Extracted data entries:
========================================
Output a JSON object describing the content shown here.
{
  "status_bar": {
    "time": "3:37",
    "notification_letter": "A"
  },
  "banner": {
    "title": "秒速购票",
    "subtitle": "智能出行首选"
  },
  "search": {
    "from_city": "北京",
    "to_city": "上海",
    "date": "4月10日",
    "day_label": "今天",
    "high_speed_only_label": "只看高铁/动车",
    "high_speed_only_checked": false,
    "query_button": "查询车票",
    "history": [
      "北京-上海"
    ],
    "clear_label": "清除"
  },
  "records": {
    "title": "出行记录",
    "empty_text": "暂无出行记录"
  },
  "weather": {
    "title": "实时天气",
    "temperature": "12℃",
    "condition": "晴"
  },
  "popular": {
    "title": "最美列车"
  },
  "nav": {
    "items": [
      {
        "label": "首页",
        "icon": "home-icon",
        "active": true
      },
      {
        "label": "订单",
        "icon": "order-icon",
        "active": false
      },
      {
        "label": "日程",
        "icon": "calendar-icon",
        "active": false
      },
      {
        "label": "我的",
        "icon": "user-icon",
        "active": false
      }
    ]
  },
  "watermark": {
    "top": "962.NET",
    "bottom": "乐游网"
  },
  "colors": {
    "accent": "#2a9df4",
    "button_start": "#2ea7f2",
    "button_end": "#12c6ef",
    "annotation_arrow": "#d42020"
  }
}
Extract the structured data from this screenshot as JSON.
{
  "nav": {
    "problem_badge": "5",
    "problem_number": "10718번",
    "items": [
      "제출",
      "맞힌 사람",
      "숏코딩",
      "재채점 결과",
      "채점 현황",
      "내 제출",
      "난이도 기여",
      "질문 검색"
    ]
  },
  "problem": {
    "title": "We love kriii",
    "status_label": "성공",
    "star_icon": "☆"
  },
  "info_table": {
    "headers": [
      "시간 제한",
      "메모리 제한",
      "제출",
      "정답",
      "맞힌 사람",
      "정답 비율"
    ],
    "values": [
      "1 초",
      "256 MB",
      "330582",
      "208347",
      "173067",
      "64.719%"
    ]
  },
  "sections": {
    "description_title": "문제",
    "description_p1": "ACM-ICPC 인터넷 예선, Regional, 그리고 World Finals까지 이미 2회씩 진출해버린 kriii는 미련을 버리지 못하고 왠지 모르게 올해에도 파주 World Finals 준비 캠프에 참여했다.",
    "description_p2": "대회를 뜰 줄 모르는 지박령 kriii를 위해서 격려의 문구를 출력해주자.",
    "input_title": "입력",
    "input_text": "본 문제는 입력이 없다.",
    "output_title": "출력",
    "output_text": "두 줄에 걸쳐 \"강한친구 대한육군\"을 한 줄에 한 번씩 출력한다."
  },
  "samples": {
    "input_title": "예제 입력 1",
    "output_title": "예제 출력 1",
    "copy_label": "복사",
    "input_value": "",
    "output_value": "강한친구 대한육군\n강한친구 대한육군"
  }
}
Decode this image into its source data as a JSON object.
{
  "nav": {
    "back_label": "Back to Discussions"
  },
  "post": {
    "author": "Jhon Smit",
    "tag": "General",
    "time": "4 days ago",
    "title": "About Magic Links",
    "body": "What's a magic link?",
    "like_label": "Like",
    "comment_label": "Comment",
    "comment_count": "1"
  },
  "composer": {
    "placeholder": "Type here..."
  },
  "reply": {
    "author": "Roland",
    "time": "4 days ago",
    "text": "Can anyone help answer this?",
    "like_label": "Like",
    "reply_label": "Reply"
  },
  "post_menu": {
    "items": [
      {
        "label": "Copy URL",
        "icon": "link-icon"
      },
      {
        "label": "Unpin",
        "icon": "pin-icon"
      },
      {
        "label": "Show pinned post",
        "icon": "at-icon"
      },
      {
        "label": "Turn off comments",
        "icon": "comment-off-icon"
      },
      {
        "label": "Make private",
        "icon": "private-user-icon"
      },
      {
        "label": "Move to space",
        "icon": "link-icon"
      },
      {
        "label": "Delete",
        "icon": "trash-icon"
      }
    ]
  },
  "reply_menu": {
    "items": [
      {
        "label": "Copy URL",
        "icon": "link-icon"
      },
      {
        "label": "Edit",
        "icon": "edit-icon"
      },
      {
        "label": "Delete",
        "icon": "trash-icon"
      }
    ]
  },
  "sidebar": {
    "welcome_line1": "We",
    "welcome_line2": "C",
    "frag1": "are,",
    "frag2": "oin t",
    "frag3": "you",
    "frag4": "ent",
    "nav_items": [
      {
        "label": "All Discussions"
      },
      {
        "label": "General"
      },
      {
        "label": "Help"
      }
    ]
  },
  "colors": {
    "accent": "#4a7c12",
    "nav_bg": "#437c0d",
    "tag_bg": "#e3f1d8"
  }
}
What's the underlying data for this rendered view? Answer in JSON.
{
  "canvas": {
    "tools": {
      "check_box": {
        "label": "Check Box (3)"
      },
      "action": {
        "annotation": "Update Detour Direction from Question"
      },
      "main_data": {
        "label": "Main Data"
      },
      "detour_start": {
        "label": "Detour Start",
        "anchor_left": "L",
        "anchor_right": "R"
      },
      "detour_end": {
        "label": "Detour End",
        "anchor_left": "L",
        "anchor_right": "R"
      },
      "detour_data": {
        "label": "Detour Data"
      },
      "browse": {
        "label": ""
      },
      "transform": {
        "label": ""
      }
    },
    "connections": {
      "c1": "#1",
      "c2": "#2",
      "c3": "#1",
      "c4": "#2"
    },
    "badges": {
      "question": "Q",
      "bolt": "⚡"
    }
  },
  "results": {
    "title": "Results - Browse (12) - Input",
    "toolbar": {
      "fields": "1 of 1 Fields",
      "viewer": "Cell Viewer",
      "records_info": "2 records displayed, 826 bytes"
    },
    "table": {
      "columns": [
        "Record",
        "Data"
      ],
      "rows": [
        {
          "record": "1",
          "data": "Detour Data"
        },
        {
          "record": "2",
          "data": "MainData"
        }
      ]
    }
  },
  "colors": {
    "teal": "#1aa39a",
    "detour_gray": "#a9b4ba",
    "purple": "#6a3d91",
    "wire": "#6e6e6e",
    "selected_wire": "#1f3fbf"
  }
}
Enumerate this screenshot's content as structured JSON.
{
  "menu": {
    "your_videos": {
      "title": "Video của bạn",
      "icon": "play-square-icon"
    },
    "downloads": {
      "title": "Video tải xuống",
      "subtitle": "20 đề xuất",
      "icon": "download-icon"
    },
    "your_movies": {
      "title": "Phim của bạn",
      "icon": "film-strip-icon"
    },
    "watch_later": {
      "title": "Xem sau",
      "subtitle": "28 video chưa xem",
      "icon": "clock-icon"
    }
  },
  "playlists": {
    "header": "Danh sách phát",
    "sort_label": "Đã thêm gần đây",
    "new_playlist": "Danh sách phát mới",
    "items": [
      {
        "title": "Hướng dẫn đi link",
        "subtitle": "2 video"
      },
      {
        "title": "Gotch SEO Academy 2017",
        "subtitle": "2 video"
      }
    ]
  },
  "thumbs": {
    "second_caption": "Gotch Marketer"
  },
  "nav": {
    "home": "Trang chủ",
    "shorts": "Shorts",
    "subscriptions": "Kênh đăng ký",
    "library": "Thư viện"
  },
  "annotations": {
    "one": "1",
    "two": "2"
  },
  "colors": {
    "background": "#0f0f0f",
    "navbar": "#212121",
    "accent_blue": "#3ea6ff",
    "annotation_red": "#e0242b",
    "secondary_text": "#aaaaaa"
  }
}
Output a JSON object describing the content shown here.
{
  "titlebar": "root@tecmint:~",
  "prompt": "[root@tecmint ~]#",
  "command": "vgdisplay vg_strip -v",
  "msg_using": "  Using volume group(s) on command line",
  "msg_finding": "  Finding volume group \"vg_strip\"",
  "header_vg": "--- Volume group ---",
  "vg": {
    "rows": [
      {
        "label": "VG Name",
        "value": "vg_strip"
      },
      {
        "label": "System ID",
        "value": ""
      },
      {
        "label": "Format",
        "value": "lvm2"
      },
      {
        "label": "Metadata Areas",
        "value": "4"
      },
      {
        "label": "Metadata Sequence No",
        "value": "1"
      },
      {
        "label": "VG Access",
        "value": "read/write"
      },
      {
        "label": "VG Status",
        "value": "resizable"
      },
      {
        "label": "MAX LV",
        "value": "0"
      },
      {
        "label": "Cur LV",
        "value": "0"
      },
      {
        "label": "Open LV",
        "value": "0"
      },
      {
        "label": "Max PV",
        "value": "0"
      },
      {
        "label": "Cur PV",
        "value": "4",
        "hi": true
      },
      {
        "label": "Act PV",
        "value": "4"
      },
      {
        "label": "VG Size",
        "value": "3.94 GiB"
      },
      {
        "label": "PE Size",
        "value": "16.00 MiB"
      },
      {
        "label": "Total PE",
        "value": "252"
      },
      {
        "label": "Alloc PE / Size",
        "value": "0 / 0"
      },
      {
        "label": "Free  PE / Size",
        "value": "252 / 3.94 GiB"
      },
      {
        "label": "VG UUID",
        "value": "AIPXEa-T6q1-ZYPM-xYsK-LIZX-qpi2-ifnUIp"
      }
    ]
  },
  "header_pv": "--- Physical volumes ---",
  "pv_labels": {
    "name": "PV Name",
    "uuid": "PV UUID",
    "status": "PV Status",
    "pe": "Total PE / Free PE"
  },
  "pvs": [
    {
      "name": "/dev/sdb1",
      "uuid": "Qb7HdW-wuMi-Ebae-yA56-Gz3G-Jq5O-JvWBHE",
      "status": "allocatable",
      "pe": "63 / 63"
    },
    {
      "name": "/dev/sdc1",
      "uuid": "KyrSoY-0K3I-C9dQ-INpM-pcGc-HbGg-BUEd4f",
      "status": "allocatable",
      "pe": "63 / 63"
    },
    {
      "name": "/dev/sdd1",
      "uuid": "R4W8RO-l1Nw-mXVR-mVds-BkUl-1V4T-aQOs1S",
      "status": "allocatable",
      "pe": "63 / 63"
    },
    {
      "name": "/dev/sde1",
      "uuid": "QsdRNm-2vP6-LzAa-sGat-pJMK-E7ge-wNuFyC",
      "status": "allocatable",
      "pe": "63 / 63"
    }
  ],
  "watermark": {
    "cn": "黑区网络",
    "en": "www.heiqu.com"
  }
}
========================================
Reply with the number of lines in the preceding entries that contain "sách", and no other words.

■ **SOLUTION**
2